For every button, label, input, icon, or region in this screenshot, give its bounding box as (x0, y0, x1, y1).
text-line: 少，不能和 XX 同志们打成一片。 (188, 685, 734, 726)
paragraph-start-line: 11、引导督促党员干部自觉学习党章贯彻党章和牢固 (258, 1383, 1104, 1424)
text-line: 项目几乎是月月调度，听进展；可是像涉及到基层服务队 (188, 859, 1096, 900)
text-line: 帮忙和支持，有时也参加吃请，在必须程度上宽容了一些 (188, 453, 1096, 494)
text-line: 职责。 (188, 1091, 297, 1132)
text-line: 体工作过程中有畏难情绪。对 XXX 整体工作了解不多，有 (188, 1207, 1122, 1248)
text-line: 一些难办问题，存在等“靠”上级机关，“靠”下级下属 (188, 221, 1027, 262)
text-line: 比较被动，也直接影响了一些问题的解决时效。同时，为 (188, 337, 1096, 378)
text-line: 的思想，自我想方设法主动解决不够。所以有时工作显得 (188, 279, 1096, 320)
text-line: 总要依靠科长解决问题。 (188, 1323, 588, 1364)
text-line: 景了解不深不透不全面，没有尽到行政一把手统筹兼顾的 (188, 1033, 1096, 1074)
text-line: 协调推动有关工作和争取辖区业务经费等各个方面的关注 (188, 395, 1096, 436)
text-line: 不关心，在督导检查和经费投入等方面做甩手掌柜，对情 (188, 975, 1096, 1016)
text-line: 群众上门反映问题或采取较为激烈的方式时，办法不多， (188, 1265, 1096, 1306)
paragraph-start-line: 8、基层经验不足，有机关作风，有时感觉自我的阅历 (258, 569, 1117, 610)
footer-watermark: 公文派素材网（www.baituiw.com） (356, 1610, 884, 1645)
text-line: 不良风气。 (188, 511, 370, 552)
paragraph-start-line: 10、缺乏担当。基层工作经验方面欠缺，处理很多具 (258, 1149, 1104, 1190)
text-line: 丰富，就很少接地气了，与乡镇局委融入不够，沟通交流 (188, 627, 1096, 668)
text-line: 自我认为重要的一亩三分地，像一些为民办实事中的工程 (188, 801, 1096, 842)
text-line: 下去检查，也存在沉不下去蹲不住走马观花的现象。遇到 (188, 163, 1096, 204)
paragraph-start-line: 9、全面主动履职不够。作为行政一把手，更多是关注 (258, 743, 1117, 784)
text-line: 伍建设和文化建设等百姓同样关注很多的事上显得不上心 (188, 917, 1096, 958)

* * *

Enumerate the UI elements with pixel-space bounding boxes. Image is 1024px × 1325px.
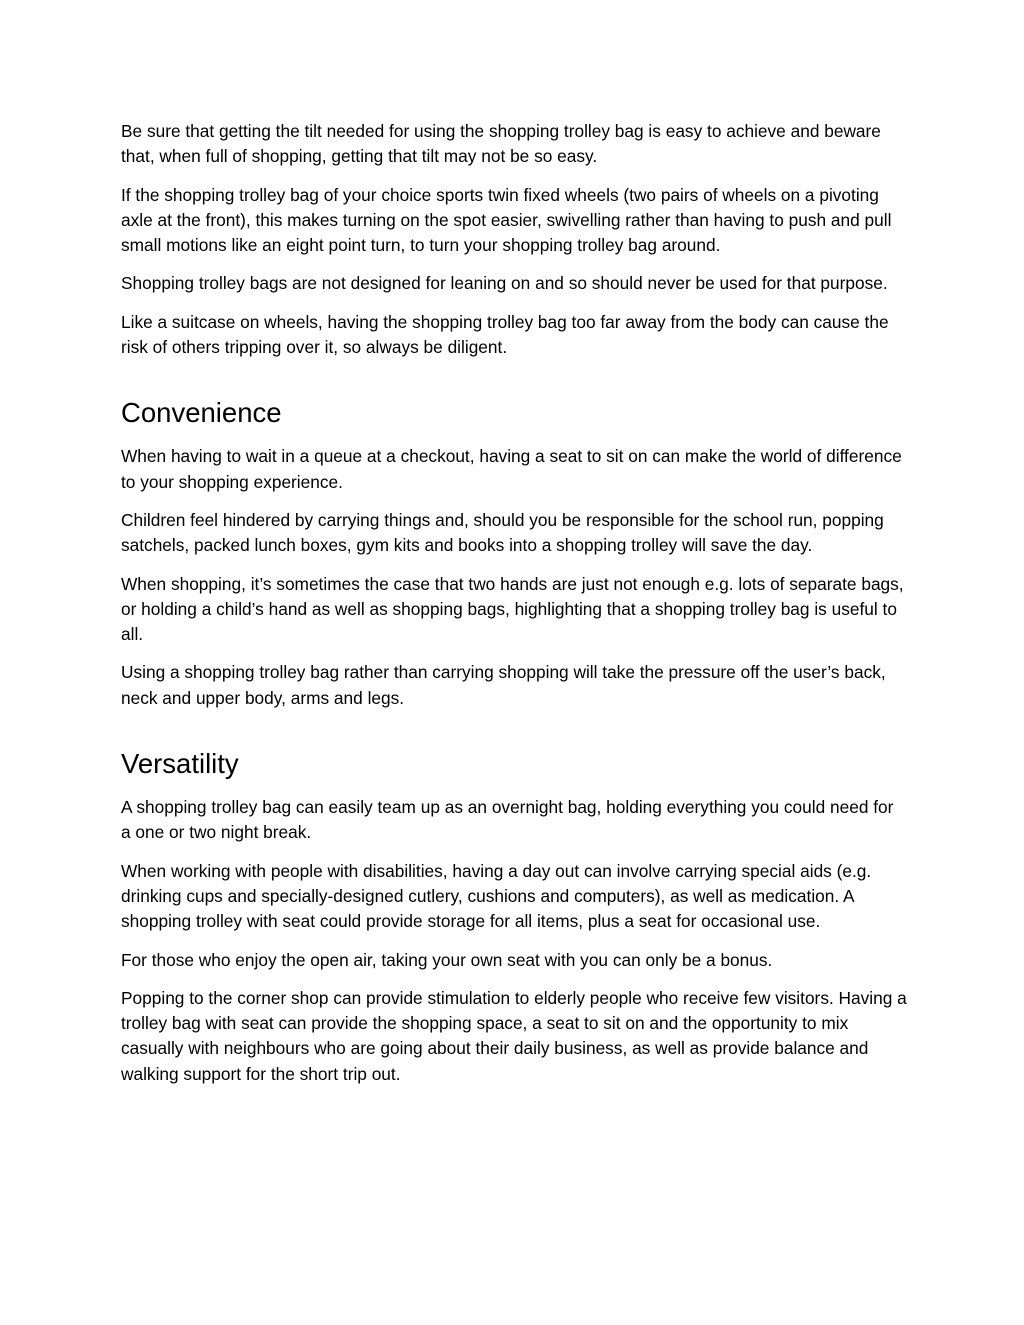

* REQUIRED WORK *
Turn the data from the line containing "For every button, label, input, icon, or" through the line containing "text-line: 职责。 (188, 1091, 297, 1132)", both included, into a JSON list of strings with one string per line. Leave out any blank lines.

* ANSWER BELOW *
[
  "For every button, label, input, icon, or region in this screenshot, give its bounding box as (x0, y0, x1, y1).",
  "text-line: 少，不能和 XX 同志们打成一片。 (188, 685, 734, 726)",
  "paragraph-start-line: 11、引导督促党员干部自觉学习党章贯彻党章和牢固 (258, 1383, 1104, 1424)",
  "text-line: 项目几乎是月月调度，听进展；可是像涉及到基层服务队 (188, 859, 1096, 900)",
  "text-line: 帮忙和支持，有时也参加吃请，在必须程度上宽容了一些 (188, 453, 1096, 494)",
  "text-line: 职责。 (188, 1091, 297, 1132)"
]